## GIVEN RECORDS:

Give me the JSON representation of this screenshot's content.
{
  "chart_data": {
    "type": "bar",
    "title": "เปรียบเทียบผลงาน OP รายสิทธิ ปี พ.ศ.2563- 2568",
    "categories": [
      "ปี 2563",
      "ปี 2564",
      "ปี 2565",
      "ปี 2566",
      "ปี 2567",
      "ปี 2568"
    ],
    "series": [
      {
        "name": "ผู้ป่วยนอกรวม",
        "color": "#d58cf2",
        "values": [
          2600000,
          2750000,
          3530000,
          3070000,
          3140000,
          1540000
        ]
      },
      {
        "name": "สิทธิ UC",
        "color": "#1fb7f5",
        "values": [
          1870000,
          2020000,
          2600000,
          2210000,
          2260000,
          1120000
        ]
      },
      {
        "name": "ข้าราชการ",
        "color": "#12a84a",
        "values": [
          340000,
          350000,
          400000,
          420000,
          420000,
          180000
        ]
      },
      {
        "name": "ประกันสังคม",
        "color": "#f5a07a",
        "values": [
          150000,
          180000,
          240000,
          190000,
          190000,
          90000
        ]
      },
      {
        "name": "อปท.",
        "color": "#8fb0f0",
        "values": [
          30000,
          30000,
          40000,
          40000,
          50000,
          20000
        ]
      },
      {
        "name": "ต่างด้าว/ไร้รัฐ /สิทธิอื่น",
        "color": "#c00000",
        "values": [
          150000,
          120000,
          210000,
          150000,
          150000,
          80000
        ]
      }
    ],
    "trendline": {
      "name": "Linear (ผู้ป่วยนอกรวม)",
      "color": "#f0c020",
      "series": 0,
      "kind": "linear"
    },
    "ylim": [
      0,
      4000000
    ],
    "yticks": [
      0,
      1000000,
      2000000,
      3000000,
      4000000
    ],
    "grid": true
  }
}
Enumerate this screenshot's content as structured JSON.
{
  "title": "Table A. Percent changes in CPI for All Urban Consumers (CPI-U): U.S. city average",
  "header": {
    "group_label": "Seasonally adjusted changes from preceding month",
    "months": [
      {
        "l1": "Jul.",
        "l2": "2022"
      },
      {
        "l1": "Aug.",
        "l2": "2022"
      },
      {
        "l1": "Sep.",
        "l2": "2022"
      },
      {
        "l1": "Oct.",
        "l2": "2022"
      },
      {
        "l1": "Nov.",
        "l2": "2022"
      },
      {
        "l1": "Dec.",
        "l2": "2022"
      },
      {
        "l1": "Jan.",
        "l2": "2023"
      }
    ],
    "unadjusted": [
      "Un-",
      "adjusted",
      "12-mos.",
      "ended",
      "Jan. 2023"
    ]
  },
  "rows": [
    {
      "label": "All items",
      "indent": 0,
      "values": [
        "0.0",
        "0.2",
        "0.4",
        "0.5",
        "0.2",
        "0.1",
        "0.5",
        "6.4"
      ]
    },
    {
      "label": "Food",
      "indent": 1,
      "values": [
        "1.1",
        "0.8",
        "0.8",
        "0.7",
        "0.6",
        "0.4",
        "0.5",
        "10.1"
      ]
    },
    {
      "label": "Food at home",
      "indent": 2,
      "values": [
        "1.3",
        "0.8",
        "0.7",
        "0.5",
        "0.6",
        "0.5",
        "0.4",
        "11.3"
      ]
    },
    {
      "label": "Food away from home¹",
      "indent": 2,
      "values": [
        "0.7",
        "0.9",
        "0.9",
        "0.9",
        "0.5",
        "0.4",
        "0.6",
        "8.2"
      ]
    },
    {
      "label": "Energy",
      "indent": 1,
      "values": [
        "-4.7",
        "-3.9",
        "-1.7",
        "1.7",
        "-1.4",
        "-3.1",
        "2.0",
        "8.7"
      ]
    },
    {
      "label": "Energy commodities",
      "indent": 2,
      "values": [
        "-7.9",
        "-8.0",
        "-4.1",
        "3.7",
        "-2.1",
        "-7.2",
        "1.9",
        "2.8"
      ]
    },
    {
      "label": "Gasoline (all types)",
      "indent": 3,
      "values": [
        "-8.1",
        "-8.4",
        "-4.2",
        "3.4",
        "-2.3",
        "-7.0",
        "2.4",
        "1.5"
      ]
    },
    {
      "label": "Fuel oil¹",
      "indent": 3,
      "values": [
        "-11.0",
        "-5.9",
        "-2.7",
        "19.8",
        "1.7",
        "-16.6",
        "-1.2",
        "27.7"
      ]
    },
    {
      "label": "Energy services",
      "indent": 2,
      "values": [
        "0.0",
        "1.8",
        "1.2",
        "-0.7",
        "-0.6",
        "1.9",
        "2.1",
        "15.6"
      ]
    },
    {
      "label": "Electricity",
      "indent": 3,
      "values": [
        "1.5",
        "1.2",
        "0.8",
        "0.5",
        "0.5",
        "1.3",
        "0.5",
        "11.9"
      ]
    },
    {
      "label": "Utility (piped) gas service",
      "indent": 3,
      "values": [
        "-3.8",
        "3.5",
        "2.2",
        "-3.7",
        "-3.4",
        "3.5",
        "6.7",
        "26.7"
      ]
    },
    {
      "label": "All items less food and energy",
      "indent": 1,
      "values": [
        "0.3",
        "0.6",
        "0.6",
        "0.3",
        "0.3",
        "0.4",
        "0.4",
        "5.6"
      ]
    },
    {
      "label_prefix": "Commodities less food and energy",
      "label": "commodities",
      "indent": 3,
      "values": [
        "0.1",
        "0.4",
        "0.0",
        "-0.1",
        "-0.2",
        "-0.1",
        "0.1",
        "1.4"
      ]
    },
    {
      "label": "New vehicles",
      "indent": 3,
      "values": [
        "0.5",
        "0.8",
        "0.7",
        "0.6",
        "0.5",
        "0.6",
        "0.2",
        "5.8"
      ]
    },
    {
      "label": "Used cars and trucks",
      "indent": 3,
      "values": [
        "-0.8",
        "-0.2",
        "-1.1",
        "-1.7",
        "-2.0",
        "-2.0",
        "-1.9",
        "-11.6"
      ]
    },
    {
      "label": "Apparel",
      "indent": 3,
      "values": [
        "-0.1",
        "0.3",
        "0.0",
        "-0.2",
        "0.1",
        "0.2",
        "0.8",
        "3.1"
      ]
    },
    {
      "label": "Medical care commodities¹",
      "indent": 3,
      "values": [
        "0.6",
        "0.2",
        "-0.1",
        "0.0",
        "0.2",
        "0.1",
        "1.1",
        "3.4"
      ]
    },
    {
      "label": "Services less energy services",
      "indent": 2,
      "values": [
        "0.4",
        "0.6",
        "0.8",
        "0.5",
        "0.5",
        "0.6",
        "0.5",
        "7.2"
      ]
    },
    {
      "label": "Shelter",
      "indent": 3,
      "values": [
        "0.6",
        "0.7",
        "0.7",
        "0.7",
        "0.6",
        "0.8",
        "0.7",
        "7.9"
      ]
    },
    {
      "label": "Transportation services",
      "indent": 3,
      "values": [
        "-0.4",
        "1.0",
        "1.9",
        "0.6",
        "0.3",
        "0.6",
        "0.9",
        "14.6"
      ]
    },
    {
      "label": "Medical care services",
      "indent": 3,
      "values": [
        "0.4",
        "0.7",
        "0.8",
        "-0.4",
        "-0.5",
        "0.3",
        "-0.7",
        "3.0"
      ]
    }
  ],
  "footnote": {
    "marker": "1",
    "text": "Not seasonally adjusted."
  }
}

## THE TASK:
Search the preceding listing for the word "screenshot" and pull out every line that holds it.

## TASK SOLUTION:
Give me the JSON representation of this screenshot's content.
Enumerate this screenshot's content as structured JSON.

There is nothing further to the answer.